■ AIM OF THE EXERCISE
Copy every line of the data that contains the string "целевой".

■ DATASET CONTENT
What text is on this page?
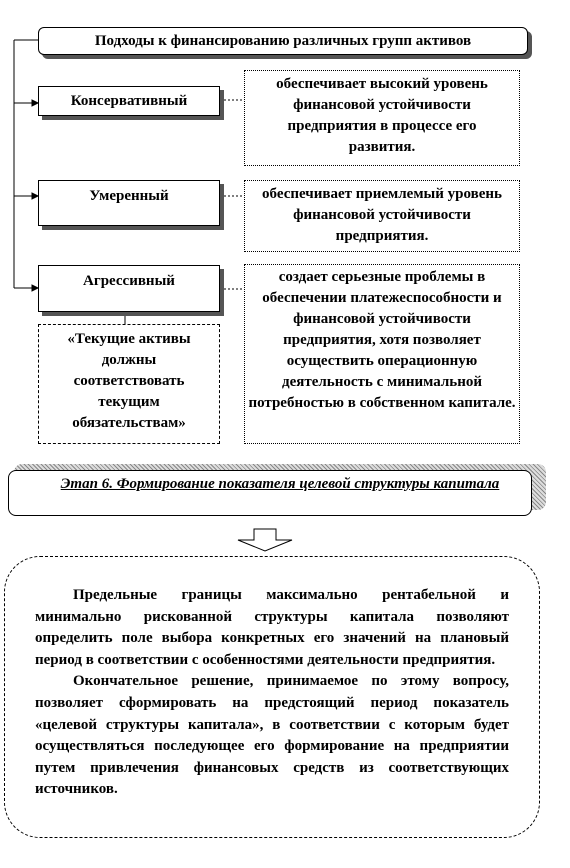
Подходы к финансированию различных групп активов
Консервативный
Умеренный
Агрессивный
обеспечивает высокий уровень финансовой устойчивости предприятия в процессе его развития.
обеспечивает приемлемый уровень финансовой устойчивости предприятия.
создает серьезные проблемы в обеспечении платежеспособности и финансовой устойчивости предприятия, хотя позволяет осуществить операционную деятельность с минимальной потребностью в собственном капитале.
«Текущие активы должны соответствовать текущим обязательствам»
Этап 6. Формирование показателя целевой структуры капитала

Предельные границы максимально рентабельной и минимально рискованной структуры капитала позволяют определить поле выбора конкретных его значений на плановый период в соответствии с особенностями деятельности предприятия.

Окончательное решение, принимаемое по этому вопросу, позволяет сформировать на предстоящий период показатель «целевой структуры капитала», в соответствии с которым будет осуществляться последующее его формирование на предприятии путем привлечения финансовых средств из соответствующих источников.
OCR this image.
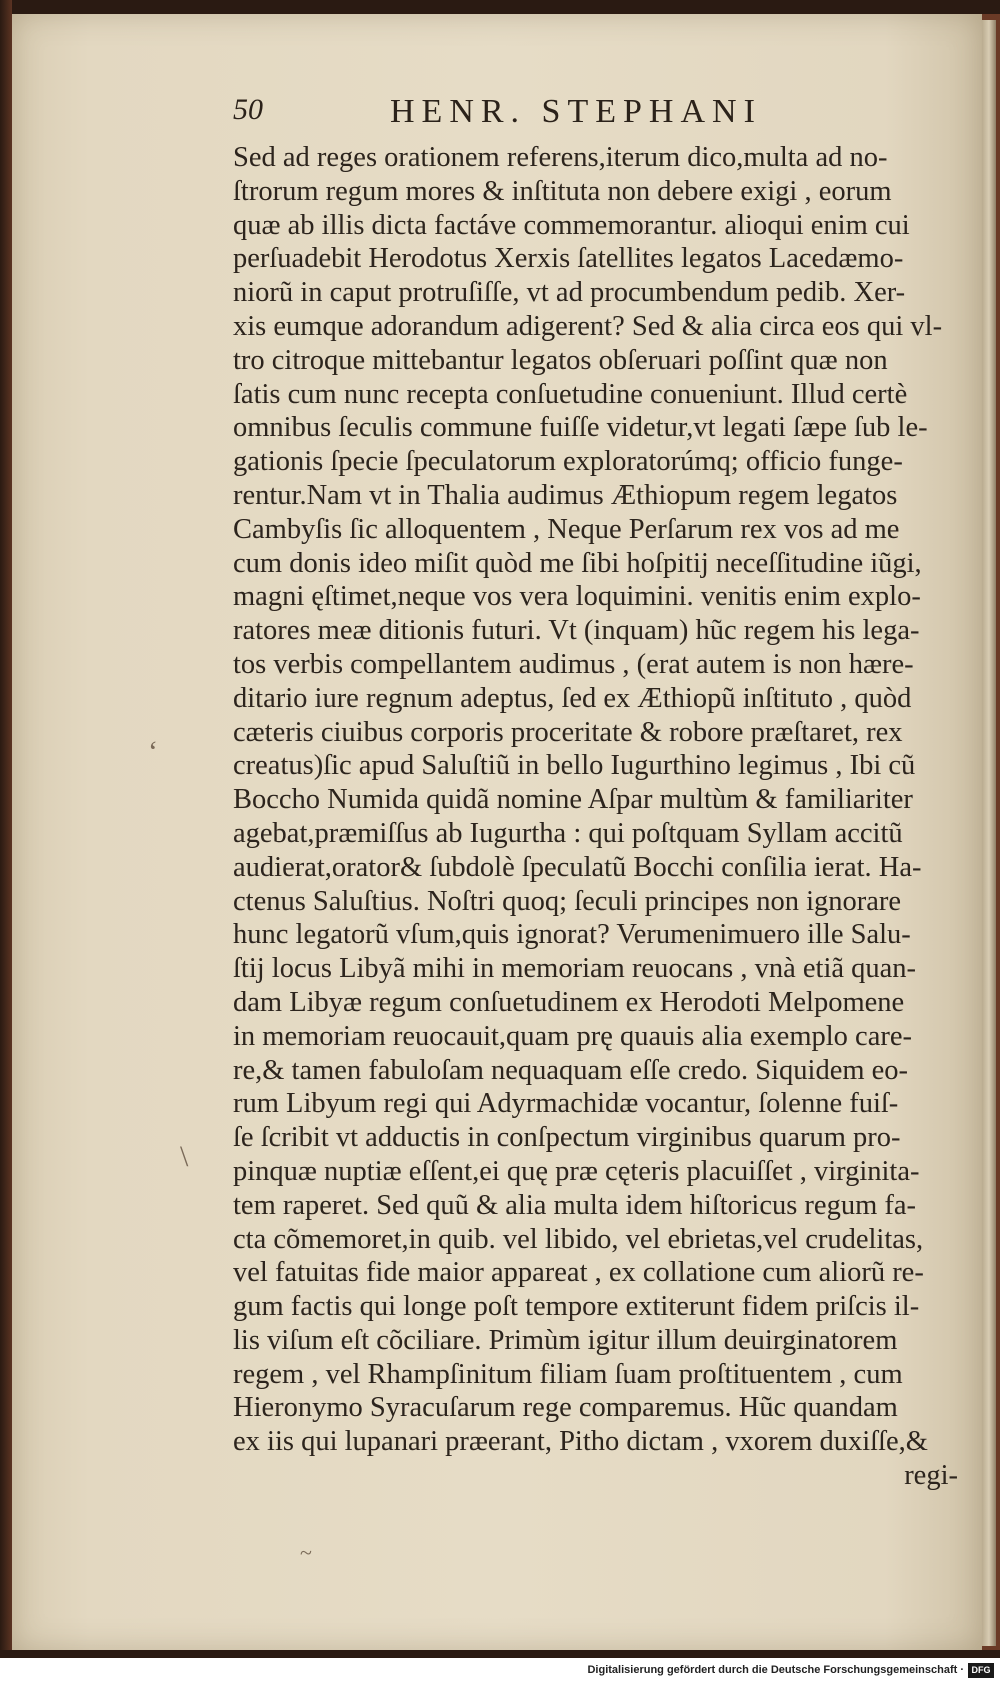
50	HENR. STEPHANI
Sed ad reges orationem referens,iterum dico,multa ad no-
ſtrorum regum mores & inſtituta non debere exigi , eorum
quæ ab illis dicta factáve commemorantur. alioqui enim cui
perſuadebit Herodotus Xerxis ſatellites legatos Lacedæmo-
niorũ in caput protruſiſſe, vt ad procumbendum pedib. Xer-
xis eumque adorandum adigerent? Sed & alia circa eos qui vl-
tro citroque mittebantur legatos obſeruari poſſint quæ non
ſatis cum nunc recepta conſuetudine conueniunt. Illud certè
omnibus ſeculis commune fuiſſe videtur,vt legati ſæpe ſub le-
gationis ſpecie ſpeculatorum exploratorúmq; officio funge-
rentur.Nam vt in Thalia audimus Æthiopum regem legatos
Cambyſis ſic alloquentem , Neque Perſarum rex vos ad me
cum donis ideo miſit quòd me ſibi hoſpitij neceſſitudine iũgi,
magni ęſtimet,neque vos vera loquimini. venitis enim explo-
ratores meæ ditionis futuri. Vt (inquam) hũc regem his lega-
tos verbis compellantem audimus , (erat autem is non hære-
ditario iure regnum adeptus, ſed ex Æthiopũ inſtituto , quòd
cæteris ciuibus corporis proceritate & robore præſtaret, rex
creatus)ſic apud Saluſtiũ in bello Iugurthino legimus , Ibi cũ
Boccho Numida quidã nomine Aſpar multùm & familiariter
agebat,præmiſſus ab Iugurtha : qui poſtquam Syllam accitũ
audierat,orator& ſubdolè ſpeculatũ Bocchi conſilia ierat. Ha-
ctenus Saluſtius. Noſtri quoq; ſeculi principes non ignorare
hunc legatorũ vſum,quis ignorat? Verumenimuero ille Salu-
ſtij locus Libyã mihi in memoriam reuocans , vnà etiã quan-
dam Libyæ regum conſuetudinem ex Herodoti Melpomene
in memoriam reuocauit,quam prę quauis alia exemplo care-
re,& tamen fabuloſam nequaquam eſſe credo. Siquidem eo-
rum Libyum regi qui Adyrmachidæ vocantur, ſolenne fuiſ-
ſe ſcribit vt adductis in conſpectum virginibus quarum pro-
pinquæ nuptiæ eſſent,ei quę præ cęteris placuiſſet , virginita-
tem raperet. Sed quũ & alia multa idem hiſtoricus regum fa-
cta cõmemoret,in quib. vel libido, vel ebrietas,vel crudelitas,
vel fatuitas fide maior appareat , ex collatione cum aliorũ re-
gum factis qui longe poſt tempore extiterunt fidem priſcis il-
lis viſum eſt cõciliare. Primùm igitur illum deuirginatorem
regem , vel Rhampſinitum filiam ſuam proſtituentem , cum
Hieronymo Syracuſarum rege comparemus. Hũc quandam
ex iis qui lupanari præerant, Pitho dictam , vxorem duxiſſe,&
regi-
‘
\
~
Digitalisierung gefördert durch die Deutsche Forschungsgemeinschaft · DFG
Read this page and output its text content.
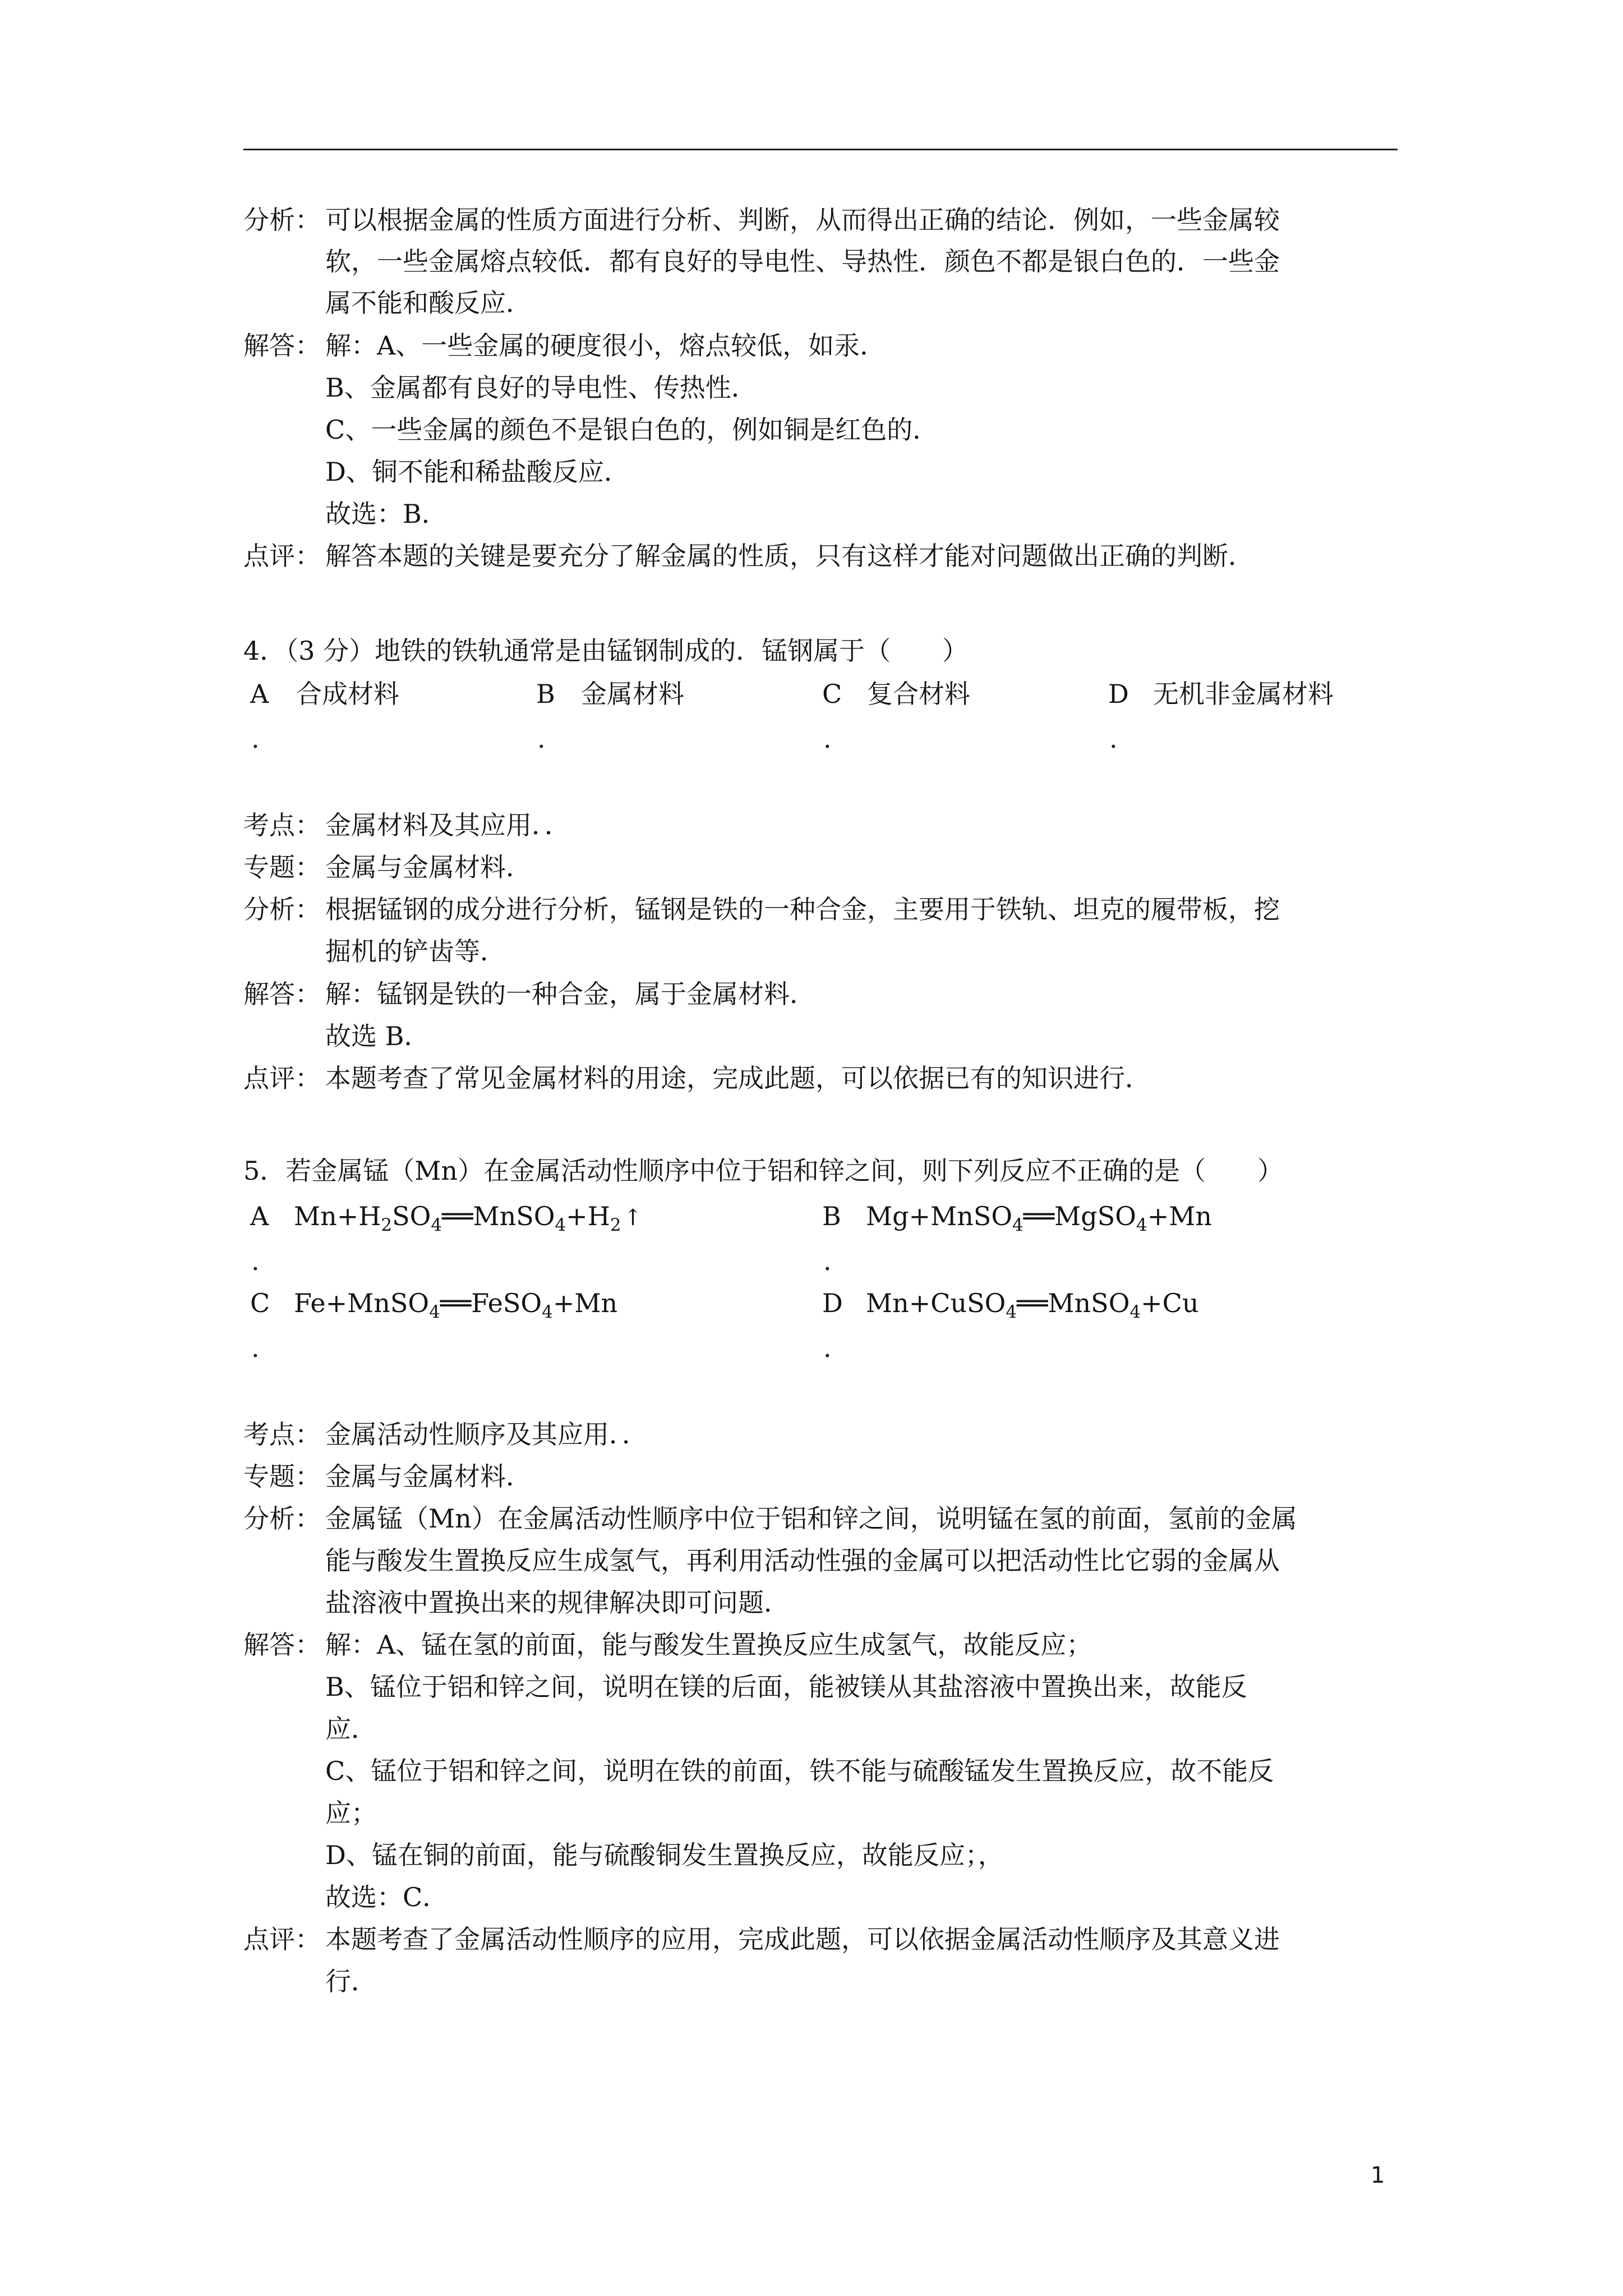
分析： 可以根据金属的性质方面进行分析、判断，从而得出正确的结论．例如，一些金属较
软，一些金属熔点较低．都有良好的导电性、导热性．颜色不都是银白色的．一些金
属不能和酸反应．
解答： 解：A、一些金属的硬度很小，熔点较低，如汞．
B、金属都有良好的导电性、传热性．
C、一些金属的颜色不是银白色的，例如铜是红色的．
D、铜不能和稀盐酸反应．
故选：B．
点评： 解答本题的关键是要充分了解金属的性质，只有这样才能对问题做出正确的判断．
4．（3 分）地铁的铁轨通常是由锰钢制成的．锰钢属于（　　）
A 合成材料
.
B 金属材料
.
C 复合材料
.
D 无机非金属材料
.
考点： 金属材料及其应用．．
专题： 金属与金属材料．
分析： 根据锰钢的成分进行分析，锰钢是铁的一种合金，主要用于铁轨、坦克的履带板，挖
掘机的铲齿等．
解答： 解：锰钢是铁的一种合金，属于金属材料．
故选 B．
点评： 本题考查了常见金属材料的用途，完成此题，可以依据已有的知识进行．
5．若金属锰（Mn）在金属活动性顺序中位于铝和锌之间，则下列反应不正确的是（　　）
A $Mn+H_2SO_4══MnSO_4+H_2$ ↑
.
B Mg+MnSO$_4$══MgSO$_4$+Mn
.
C Fe+MnSO$_4$══FeSO$_4$+Mn
.
D Mn+CuSO$_4$══MnSO$_4$+Cu
.
考点： 金属活动性顺序及其应用．．
专题： 金属与金属材料．
分析： 金属锰（Mn）在金属活动性顺序中位于铝和锌之间，说明锰在氢的前面，氢前的金属
能与酸发生置换反应生成氢气，再利用活动性强的金属可以把活动性比它弱的金属从
盐溶液中置换出来的规律解决即可问题．
解答： 解：A、锰在氢的前面，能与酸发生置换反应生成氢气，故能反应；
B、锰位于铝和锌之间，说明在镁的后面，能被镁从其盐溶液中置换出来，故能反
应．
C、锰位于铝和锌之间，说明在铁的前面，铁不能与硫酸锰发生置换反应，故不能反
应；
D、锰在铜的前面，能与硫酸铜发生置换反应，故能反应；，
故选：C．
点评： 本题考查了金属活动性顺序的应用，完成此题，可以依据金属活动性顺序及其意义进
行．
1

■ FINISHED EXERCISE
Этап 6. Формирование показателя целевой структуры капитала
Окончательное решение, принимаемое по этому вопросу, позволяет сформировать на предстоящий период показатель «целевой структуры капитала», в соответствии с которым будет осуществляться последующее его формирование на предприятии путем привлечения финансовых средств из соответствующих источников.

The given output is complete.